## Text under study
= = = = = = =

The “we” refers to Cowan’s team of more than 30 employees helping to produce, promote and sell what his Shmaltz Brewing Co. proudly terms “the chosen beer.” His company operates out of its own 40,000-square-foot, 50-barrel brewhouse — opened in 2013 — in Clifton, N.Y.

For its first 17 years of existence, Shmaltz was a contract brewer, meaning it had to outsource production of its beer to bigger brewers. Now, its upstate New York facility has an annual capacity of 20,000 barrels and boasts a tasting room open to the public. The space frequently hosts events such as weddings, bar and bat mitzvahs, and even brit milah ceremonies.

Shmaltz sells its beer across 35 states in nearly 5,000 retailers, including Vons, BevMo and Cost Plus World Market locations. In 2016, Shmaltz did $4 million in gross sales — a far cry from the back of the Volvo.

“It’s really astounding,” Cowan said of Shmaltz’s rise to Jewish beer prominence.

Shmaltz recently combined two of Cowan’s eternal loves — pastrami and beer — to create “Pastrami Pils,” a 5.5 percent ABV pilsner brewed with caraway, cracked black pepper and kosher salt, and dry hopped with horseradish and rye blend.

Also a lifelong “Star Trek” fan, Cowan secured an exclusive agreement to create the only officially licensed “Star Trek” beers in the country: “Golden Anniversary Ale: Voyage to the Northeast Quadrant” and “Golden Anniversary Ale: The Trouble With Tribbles.”

= = = = = = =

## Extracted entries
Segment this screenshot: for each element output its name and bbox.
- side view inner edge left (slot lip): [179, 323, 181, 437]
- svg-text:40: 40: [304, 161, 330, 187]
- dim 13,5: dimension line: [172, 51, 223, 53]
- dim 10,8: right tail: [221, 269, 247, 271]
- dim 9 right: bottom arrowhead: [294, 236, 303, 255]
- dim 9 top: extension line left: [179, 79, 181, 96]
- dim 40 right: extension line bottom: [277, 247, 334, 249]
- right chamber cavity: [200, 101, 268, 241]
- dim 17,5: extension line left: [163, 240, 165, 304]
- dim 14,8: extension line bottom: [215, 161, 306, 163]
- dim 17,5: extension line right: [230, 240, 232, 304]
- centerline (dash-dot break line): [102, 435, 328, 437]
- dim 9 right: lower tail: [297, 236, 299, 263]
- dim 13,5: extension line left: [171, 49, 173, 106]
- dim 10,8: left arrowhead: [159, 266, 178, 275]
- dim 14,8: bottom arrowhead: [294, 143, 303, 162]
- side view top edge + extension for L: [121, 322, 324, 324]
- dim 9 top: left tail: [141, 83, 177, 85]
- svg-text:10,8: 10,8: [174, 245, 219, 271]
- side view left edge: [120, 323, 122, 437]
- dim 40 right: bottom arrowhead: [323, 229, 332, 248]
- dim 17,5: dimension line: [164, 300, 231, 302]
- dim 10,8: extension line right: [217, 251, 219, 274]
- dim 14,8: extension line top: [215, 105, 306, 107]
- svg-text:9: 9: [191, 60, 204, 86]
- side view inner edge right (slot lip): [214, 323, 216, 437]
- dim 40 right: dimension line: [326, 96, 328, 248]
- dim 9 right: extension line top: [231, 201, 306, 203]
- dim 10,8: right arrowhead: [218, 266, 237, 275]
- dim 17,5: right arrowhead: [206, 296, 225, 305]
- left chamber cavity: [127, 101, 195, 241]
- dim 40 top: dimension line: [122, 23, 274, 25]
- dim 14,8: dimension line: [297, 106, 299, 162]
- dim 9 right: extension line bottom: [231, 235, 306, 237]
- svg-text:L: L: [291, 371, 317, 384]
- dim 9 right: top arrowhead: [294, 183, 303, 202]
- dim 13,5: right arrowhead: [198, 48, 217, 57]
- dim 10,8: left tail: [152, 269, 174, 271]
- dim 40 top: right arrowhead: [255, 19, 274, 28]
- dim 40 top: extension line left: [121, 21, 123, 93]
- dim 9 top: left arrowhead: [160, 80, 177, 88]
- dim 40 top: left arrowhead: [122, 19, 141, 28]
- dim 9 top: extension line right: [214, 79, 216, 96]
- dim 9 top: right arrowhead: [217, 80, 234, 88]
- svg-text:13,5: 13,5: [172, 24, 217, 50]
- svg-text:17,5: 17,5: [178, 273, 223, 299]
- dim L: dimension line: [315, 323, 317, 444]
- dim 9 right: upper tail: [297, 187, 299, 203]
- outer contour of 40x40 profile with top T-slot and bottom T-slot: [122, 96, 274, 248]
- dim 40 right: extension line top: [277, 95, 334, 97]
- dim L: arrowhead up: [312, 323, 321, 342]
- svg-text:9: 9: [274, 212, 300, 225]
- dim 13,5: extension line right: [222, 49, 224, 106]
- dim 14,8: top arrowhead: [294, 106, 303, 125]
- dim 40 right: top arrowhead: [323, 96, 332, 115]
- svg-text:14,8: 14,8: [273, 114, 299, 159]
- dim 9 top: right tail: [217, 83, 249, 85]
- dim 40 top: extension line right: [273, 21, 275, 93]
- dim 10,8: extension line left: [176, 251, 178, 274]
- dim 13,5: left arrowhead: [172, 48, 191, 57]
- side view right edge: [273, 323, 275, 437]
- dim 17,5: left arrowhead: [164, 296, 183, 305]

= = = = = = =

## Task set
1. List the retailers that the article on Shmaltz Brewing names as selling its beer.
2. Go on with the article on Shmaltz Brewing, beginning after its final sentence.

## Activity answers
1. Vons, BevMo, Cost Plus World Market

2.
Shmaltz isn’t just a success story and it isn’t just Jewish. It’s also high-quality craft beer. ranked Shmaltz as one of the “Top 100 Brewers in the World” in 2013. The company has amassed 40 awards, including 10 gold medals and six silver medals combined at the past several World Beer Championships.

Born in Los Angeles, Cowan spent his early childhood in Beverlywood. His father taught special education and English at nearby Beverly Hills High School.

After college and before his prophetic pomegranate episode, Cowan spent time in New Orleans, soaking up the diverse culture and working at one of the oldest breweries in Louisiana.

“I didn’t think about what I wanted to do,” Cowan said of that time. “I just wanted to read, write music and eat good food.” In the Big Easy, he first developed an appreciation for beer, particularly European styles.

When he returned home to the Bay Area, Cowan set out to find his own calling within that region’s bustling beer culture. He sensed his Jewish identity had a part to play. Many beers conjure up a homeland or constitute a point of pride for drinkers — Heineken, for instance, is as Dutch as windmills or wooden clogs. Cowan wanted to forge a place for Jews in the realm of great beers and to dispel what he saw as a myth that Jews don’t enjoy beer.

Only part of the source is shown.